Read through the entries below and return each line with the word "casa".

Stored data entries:
━━━

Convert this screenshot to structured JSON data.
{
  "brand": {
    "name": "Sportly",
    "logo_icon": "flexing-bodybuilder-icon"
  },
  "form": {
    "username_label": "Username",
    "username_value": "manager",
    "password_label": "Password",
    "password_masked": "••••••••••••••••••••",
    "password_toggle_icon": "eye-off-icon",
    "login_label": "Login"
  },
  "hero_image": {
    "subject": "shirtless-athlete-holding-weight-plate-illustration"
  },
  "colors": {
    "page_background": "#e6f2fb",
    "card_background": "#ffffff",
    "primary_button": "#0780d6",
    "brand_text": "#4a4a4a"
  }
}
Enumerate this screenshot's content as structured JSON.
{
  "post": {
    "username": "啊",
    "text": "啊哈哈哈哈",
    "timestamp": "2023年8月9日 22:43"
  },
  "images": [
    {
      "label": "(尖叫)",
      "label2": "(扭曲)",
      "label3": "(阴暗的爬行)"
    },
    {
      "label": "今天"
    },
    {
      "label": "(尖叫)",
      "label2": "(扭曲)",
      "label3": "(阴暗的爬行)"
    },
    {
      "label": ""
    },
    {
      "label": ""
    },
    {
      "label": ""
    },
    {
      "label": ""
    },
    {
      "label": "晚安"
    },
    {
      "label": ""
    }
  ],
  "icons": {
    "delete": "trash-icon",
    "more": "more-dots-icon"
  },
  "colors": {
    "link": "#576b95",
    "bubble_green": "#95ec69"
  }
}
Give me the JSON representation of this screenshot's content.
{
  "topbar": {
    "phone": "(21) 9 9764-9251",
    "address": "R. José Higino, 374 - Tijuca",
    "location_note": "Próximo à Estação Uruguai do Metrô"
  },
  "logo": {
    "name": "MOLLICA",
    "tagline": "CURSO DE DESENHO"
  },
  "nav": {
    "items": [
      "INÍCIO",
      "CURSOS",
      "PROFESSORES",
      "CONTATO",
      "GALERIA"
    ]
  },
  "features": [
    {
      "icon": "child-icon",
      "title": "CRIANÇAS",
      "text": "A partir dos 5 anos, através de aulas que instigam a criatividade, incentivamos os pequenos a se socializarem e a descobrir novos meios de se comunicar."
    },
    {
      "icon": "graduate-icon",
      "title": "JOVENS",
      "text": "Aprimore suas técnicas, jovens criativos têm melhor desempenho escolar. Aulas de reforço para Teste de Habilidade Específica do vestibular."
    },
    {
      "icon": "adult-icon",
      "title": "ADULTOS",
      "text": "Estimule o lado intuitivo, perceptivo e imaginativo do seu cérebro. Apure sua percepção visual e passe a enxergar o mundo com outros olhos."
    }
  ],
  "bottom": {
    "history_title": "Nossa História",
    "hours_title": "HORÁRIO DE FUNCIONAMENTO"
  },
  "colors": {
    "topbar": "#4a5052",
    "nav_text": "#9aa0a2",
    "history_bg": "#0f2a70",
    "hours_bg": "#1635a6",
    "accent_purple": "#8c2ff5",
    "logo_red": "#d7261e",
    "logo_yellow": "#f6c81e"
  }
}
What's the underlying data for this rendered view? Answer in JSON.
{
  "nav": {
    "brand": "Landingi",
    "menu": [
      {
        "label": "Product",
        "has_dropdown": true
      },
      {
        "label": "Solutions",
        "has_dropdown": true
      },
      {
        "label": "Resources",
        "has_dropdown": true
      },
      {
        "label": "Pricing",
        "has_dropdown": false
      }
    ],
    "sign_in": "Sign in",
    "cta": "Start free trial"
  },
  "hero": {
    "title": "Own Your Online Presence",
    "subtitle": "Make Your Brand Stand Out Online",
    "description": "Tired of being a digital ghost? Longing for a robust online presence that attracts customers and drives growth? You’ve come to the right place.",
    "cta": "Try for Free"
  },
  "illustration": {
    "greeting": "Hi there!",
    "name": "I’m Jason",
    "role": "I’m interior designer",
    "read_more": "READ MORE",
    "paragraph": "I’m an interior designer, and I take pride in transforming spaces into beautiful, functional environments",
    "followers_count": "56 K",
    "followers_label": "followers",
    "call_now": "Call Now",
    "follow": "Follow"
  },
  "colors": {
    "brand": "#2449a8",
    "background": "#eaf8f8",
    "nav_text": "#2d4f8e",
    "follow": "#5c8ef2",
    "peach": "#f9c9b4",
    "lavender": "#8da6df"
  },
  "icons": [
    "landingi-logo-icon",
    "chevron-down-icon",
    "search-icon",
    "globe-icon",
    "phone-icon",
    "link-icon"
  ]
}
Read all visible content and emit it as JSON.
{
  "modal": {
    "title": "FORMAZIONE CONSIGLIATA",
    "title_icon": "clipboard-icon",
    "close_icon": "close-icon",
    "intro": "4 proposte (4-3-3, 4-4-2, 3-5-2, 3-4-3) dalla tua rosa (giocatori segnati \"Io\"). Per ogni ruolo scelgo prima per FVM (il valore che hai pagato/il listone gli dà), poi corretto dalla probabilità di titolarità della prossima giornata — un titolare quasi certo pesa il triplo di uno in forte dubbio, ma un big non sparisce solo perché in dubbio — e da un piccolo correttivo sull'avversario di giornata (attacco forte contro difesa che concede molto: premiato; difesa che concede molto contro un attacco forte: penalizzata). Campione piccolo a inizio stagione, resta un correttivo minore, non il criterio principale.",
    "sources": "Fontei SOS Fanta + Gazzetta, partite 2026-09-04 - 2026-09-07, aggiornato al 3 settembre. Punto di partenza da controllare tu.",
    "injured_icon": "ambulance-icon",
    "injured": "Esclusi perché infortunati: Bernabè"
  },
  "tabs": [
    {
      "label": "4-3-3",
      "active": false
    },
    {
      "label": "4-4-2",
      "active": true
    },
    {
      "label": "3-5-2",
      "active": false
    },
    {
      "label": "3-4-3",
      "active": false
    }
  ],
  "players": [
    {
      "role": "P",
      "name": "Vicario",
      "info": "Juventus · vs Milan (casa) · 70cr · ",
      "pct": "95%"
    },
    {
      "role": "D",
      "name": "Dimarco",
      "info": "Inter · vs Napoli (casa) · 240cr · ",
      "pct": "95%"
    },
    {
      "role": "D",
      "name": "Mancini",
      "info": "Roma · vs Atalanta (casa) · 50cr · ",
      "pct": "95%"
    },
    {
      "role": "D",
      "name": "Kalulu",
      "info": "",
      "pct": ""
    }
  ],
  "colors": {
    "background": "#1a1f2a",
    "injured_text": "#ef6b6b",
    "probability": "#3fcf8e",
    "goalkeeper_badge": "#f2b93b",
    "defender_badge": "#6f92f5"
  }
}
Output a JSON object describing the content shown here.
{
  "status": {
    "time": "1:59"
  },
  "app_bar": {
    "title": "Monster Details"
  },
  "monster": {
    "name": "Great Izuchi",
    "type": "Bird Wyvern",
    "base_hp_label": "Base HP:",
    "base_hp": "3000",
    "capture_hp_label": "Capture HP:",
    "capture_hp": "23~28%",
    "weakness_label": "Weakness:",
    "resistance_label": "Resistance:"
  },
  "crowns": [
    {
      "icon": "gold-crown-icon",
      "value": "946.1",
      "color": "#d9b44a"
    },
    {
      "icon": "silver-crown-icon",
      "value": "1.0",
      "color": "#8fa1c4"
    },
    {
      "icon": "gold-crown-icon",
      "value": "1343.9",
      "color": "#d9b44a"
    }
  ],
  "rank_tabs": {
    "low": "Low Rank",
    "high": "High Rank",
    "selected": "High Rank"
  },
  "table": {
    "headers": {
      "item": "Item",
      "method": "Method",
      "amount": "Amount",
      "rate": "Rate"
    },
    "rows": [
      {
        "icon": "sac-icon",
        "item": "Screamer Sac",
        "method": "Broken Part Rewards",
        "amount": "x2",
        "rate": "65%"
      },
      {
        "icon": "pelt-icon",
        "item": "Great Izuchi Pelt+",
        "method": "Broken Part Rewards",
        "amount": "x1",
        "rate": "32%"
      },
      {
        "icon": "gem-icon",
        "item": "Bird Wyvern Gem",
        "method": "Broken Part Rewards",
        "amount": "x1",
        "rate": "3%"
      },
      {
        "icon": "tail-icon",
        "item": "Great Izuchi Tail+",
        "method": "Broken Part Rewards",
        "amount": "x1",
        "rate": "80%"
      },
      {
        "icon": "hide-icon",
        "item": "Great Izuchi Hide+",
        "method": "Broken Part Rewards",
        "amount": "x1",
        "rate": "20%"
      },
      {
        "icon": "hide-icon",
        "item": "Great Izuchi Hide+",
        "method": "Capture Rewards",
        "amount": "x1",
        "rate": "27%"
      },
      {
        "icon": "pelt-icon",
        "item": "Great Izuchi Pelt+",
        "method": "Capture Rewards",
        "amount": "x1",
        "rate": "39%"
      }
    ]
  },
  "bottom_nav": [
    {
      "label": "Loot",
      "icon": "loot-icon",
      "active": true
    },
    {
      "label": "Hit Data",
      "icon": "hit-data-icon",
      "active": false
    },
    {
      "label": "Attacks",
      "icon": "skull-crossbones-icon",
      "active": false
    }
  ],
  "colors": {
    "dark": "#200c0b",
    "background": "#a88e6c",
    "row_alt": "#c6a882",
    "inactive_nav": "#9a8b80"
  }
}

━━━

Task solution:
      "info": "Juventus · vs Milan (casa) · 70cr · ",
      "info": "Inter · vs Napoli (casa) · 240cr · ",
      "info": "Roma · vs Atalanta (casa) · 50cr · ",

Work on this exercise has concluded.